## Direction
How many lines hold the string "Venezia"? Give only the number.

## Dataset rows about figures

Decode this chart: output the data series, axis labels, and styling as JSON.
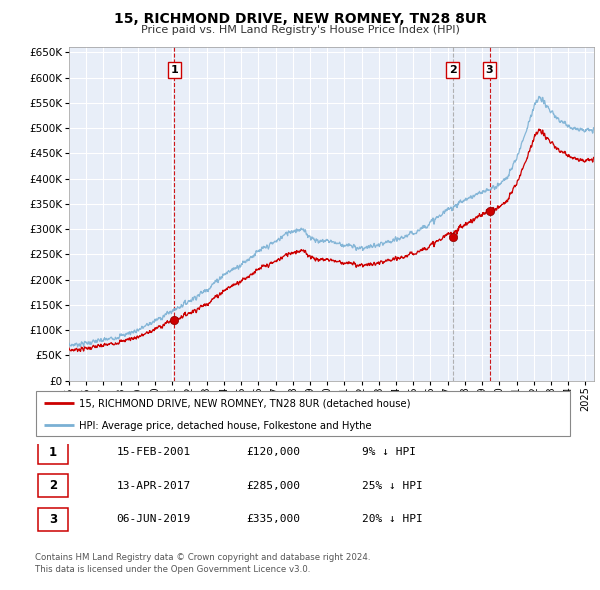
{
  "title": "15, RICHMOND DRIVE, NEW ROMNEY, TN28 8UR",
  "subtitle": "Price paid vs. HM Land Registry's House Price Index (HPI)",
  "legend_line1": "15, RICHMOND DRIVE, NEW ROMNEY, TN28 8UR (detached house)",
  "legend_line2": "HPI: Average price, detached house, Folkestone and Hythe",
  "footnote1": "Contains HM Land Registry data © Crown copyright and database right 2024.",
  "footnote2": "This data is licensed under the Open Government Licence v3.0.",
  "transactions": [
    {
      "num": 1,
      "date": "15-FEB-2001",
      "price": 120000,
      "x_year": 2001.12,
      "hpi_pct": "9% ↓ HPI"
    },
    {
      "num": 2,
      "date": "13-APR-2017",
      "price": 285000,
      "x_year": 2017.28,
      "hpi_pct": "25% ↓ HPI"
    },
    {
      "num": 3,
      "date": "06-JUN-2019",
      "price": 335000,
      "x_year": 2019.43,
      "hpi_pct": "20% ↓ HPI"
    }
  ],
  "vline_color": "#cc0000",
  "dot_color": "#cc0000",
  "prop_line_color": "#cc0000",
  "hpi_line_color": "#7ab0d4",
  "plot_bg": "#e8eef8",
  "grid_color": "#ffffff",
  "ylim": [
    0,
    660000
  ],
  "xlim_start": 1995.0,
  "xlim_end": 2025.5,
  "yticks": [
    0,
    50000,
    100000,
    150000,
    200000,
    250000,
    300000,
    350000,
    400000,
    450000,
    500000,
    550000,
    600000,
    650000
  ],
  "xticks": [
    1995,
    1996,
    1997,
    1998,
    1999,
    2000,
    2001,
    2002,
    2003,
    2004,
    2005,
    2006,
    2007,
    2008,
    2009,
    2010,
    2011,
    2012,
    2013,
    2014,
    2015,
    2016,
    2017,
    2018,
    2019,
    2020,
    2021,
    2022,
    2023,
    2024,
    2025
  ]
}
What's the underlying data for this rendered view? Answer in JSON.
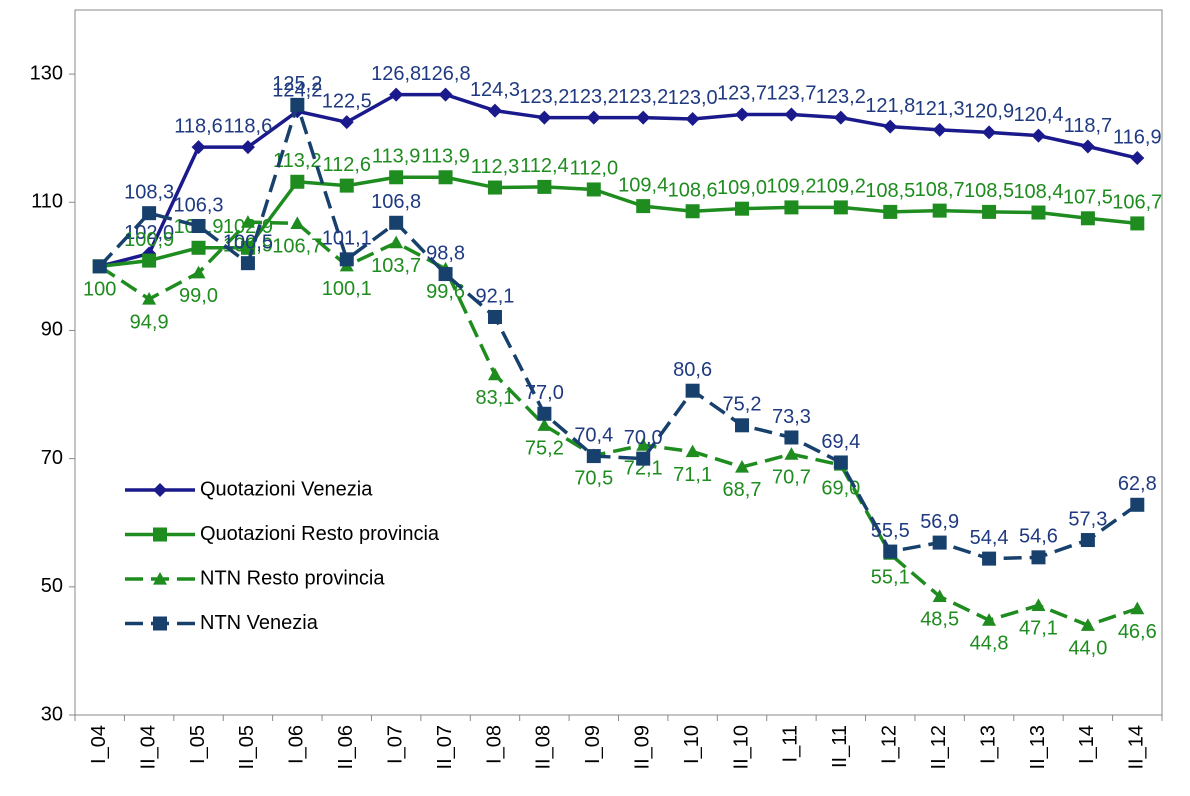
{
  "chart_data": {
    "type": "line",
    "categories": [
      "I_04",
      "II_04",
      "I_05",
      "II_05",
      "I_06",
      "II_06",
      "I_07",
      "II_07",
      "I_08",
      "II_08",
      "I_09",
      "II_09",
      "I_10",
      "II_10",
      "I_11",
      "II_11",
      "I_12",
      "II_12",
      "I_13",
      "II_13",
      "I_14",
      "II_14"
    ],
    "ylim": [
      30,
      140
    ],
    "yticks": [
      30,
      50,
      70,
      90,
      110,
      130
    ],
    "series": [
      {
        "name": "Quotazioni Venezia",
        "color": "#1a1a8c",
        "label_color": "#1f3a80",
        "marker": "diamond",
        "dashed": false,
        "values": [
          100,
          102.0,
          118.6,
          118.6,
          124.2,
          122.5,
          126.8,
          126.8,
          124.3,
          123.2,
          123.2,
          123.2,
          123.0,
          123.7,
          123.7,
          123.2,
          121.8,
          121.3,
          120.9,
          120.4,
          118.7,
          116.9
        ],
        "value_labels": [
          null,
          "102,0",
          "118,6",
          "118,6",
          "124,2",
          "122,5",
          "126,8",
          "126,8",
          "124,3",
          "123,2",
          "123,2",
          "123,2",
          "123,0",
          "123,7",
          "123,7",
          "123,2",
          "121,8",
          "121,3",
          "120,9",
          "120,4",
          "118,7",
          "116,9"
        ]
      },
      {
        "name": "Quotazioni Resto provincia",
        "color": "#1e8c1e",
        "label_color": "#1e8c1e",
        "marker": "square",
        "dashed": false,
        "values": [
          100,
          100.9,
          102.9,
          102.9,
          113.2,
          112.6,
          113.9,
          113.9,
          112.3,
          112.4,
          112.0,
          109.4,
          108.6,
          109.0,
          109.2,
          109.2,
          108.5,
          108.7,
          108.5,
          108.4,
          107.5,
          106.7
        ],
        "value_labels": [
          null,
          "100,9",
          "102,9",
          "102,9",
          "113,2",
          "112,6",
          "113,9",
          "113,9",
          "112,3",
          "112,4",
          "112,0",
          "109,4",
          "108,6",
          "109,0",
          "109,2",
          "109,2",
          "108,5",
          "108,7",
          "108,5",
          "108,4",
          "107,5",
          "106,7"
        ]
      },
      {
        "name": "NTN Resto provincia",
        "color": "#1e8c1e",
        "label_color": "#1e8c1e",
        "marker": "triangle",
        "dashed": true,
        "values": [
          100,
          94.9,
          99.0,
          106.9,
          106.7,
          100.1,
          103.7,
          99.6,
          83.1,
          75.2,
          70.5,
          72.1,
          71.1,
          68.7,
          70.7,
          69.0,
          55.1,
          48.5,
          44.8,
          47.1,
          44.0,
          46.6
        ],
        "value_labels": [
          "100",
          "94,9",
          "99,0",
          "106,9",
          "106,7",
          "100,1",
          "103,7",
          "99,6",
          "83,1",
          "75,2",
          "70,5",
          "72,1",
          "71,1",
          "68,7",
          "70,7",
          "69,0",
          "55,1",
          "48,5",
          "44,8",
          "47,1",
          "44,0",
          "46,6"
        ]
      },
      {
        "name": "NTN  Venezia",
        "color": "#17406d",
        "label_color": "#1f3a80",
        "marker": "square",
        "dashed": true,
        "values": [
          100,
          108.3,
          106.3,
          100.5,
          125.2,
          101.1,
          106.8,
          98.8,
          92.1,
          77.0,
          70.4,
          70.0,
          80.6,
          75.2,
          73.3,
          69.4,
          55.5,
          56.9,
          54.4,
          54.6,
          57.3,
          62.8
        ],
        "value_labels": [
          null,
          "108,3",
          "106,3",
          "100,5",
          "125,2",
          "101,1",
          "106,8",
          "98,8",
          "92,1",
          "77,0",
          "70,4",
          "70,0",
          "80,6",
          "75,2",
          "73,3",
          "69,4",
          "55,5",
          "56,9",
          "54,4",
          "54,6",
          "57,3",
          "62,8"
        ]
      }
    ]
  }
}
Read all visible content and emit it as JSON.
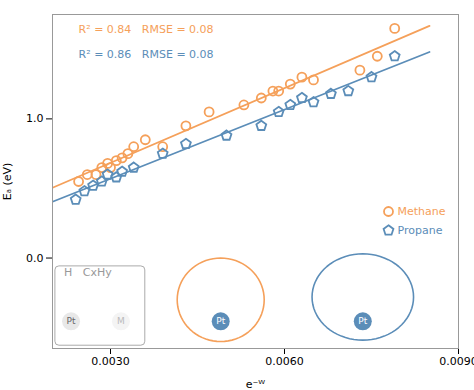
{
  "chart_data": {
    "type": "scatter",
    "xlabel": "e⁻ᵂ",
    "ylabel": "Eₐ (eV)",
    "xlim": [
      0.002,
      0.009
    ],
    "ylim": [
      -0.65,
      1.75
    ],
    "xticks": [
      0.003,
      0.006,
      0.009
    ],
    "yticks": [
      0,
      1
    ],
    "legend": "right",
    "series": [
      {
        "name": "Methane",
        "color": "#F5A05A",
        "marker": "circle",
        "x": [
          0.00245,
          0.0026,
          0.00275,
          0.00285,
          0.00295,
          0.003,
          0.0031,
          0.0032,
          0.0033,
          0.0034,
          0.0036,
          0.0039,
          0.0043,
          0.0047,
          0.0053,
          0.0056,
          0.0058,
          0.0059,
          0.0061,
          0.0063,
          0.0065,
          0.0073,
          0.0076,
          0.0079
        ],
        "values": [
          0.55,
          0.6,
          0.6,
          0.65,
          0.68,
          0.65,
          0.7,
          0.72,
          0.75,
          0.8,
          0.85,
          0.8,
          0.95,
          1.05,
          1.1,
          1.15,
          1.2,
          1.2,
          1.25,
          1.3,
          1.28,
          1.35,
          1.45,
          1.65
        ],
        "fit": {
          "x": [
            0.002,
            0.0085
          ],
          "values": [
            0.5048,
            1.6678
          ]
        }
      },
      {
        "name": "Propane",
        "color": "#5B8DB8",
        "marker": "pentagon",
        "x": [
          0.0024,
          0.00255,
          0.0027,
          0.00285,
          0.00295,
          0.0031,
          0.0032,
          0.0034,
          0.0039,
          0.0043,
          0.005,
          0.0056,
          0.0059,
          0.0061,
          0.0063,
          0.0065,
          0.0068,
          0.0071,
          0.0075,
          0.0079
        ],
        "values": [
          0.42,
          0.48,
          0.52,
          0.55,
          0.6,
          0.58,
          0.62,
          0.65,
          0.75,
          0.82,
          0.88,
          0.95,
          1.05,
          1.1,
          1.15,
          1.12,
          1.18,
          1.2,
          1.3,
          1.45
        ],
        "fit": {
          "x": [
            0.002,
            0.0085
          ],
          "values": [
            0.4047,
            1.4804
          ]
        }
      }
    ],
    "insets": [
      {
        "shape": "box",
        "x": [
          0.00205,
          0.0036
        ],
        "y": [
          -0.63,
          -0.06
        ],
        "color": "#aaaaaa"
      },
      {
        "shape": "ellipse",
        "x": [
          0.00415,
          0.00565
        ],
        "y": [
          -0.6,
          0.0
        ],
        "color": "#F5A05A"
      },
      {
        "shape": "ellipse",
        "x": [
          0.006475,
          0.008225
        ],
        "y": [
          -0.59,
          0.03
        ],
        "color": "#5B8DB8"
      }
    ],
    "annotations": [
      {
        "text": "R² = 0.84   RMSE = 0.08",
        "x": 0.00245,
        "y": 1.62,
        "color": "#F5A05A"
      },
      {
        "text": "R² = 0.86   RMSE = 0.08",
        "x": 0.00245,
        "y": 1.44,
        "color": "#5B8DB8"
      },
      {
        "text": "H   CxHy",
        "x": 0.0022,
        "y": -0.13,
        "color": "#999999"
      },
      {
        "text": "Pt",
        "x": 0.00232,
        "y": -0.455,
        "color": "#666666",
        "marker": "circle",
        "marker_color": "#e8e8e8"
      },
      {
        "text": "M",
        "x": 0.00318,
        "y": -0.455,
        "color": "#bbbbbb",
        "marker": "circle",
        "marker_color": "#f4f4f4"
      },
      {
        "text": "Pt",
        "x": 0.0049,
        "y": -0.455,
        "color": "white",
        "marker": "circle",
        "marker_color": "#5B8DB8"
      },
      {
        "text": "Pt",
        "x": 0.00735,
        "y": -0.455,
        "color": "white",
        "marker": "circle",
        "marker_color": "#5B8DB8"
      }
    ]
  }
}
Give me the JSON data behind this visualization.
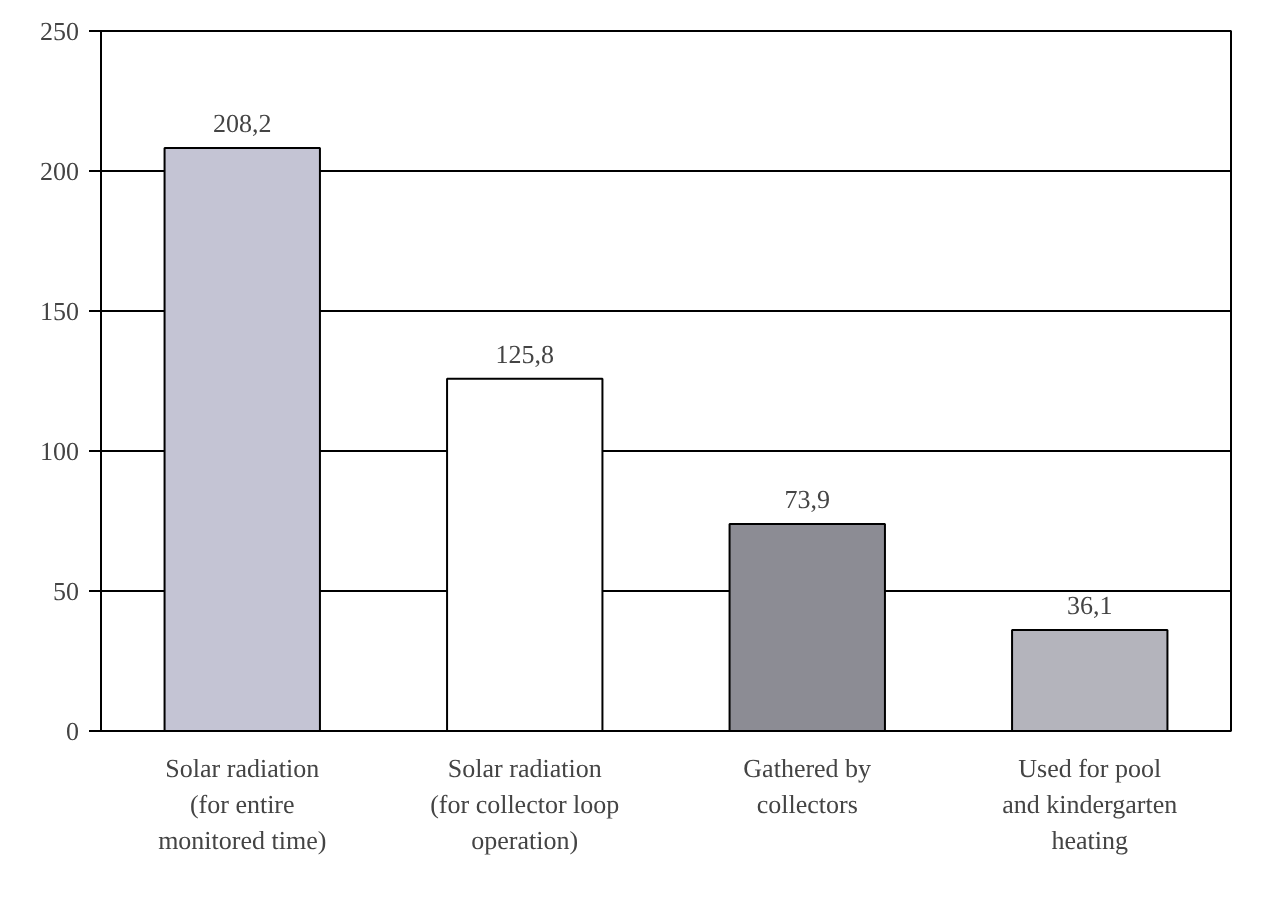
{
  "chart_data": {
    "type": "bar",
    "categories": [
      "Solar radiation\n(for entire\nmonitored time)",
      "Solar radiation\n(for collector loop\noperation)",
      "Gathered by\ncollectors",
      "Used for pool\nand kindergarten\nheating"
    ],
    "values": [
      208.2,
      125.8,
      73.9,
      36.1
    ],
    "colors": [
      "#c4c4d4",
      "#ffffff",
      "#8c8c94",
      "#b4b4bc"
    ],
    "value_labels": [
      "208,2",
      "125,8",
      "73,9",
      "36,1"
    ],
    "ylim": [
      0,
      250
    ],
    "yticks": [
      0,
      50,
      100,
      150,
      200,
      250
    ],
    "grid": "y"
  }
}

## Solution to the exercise
2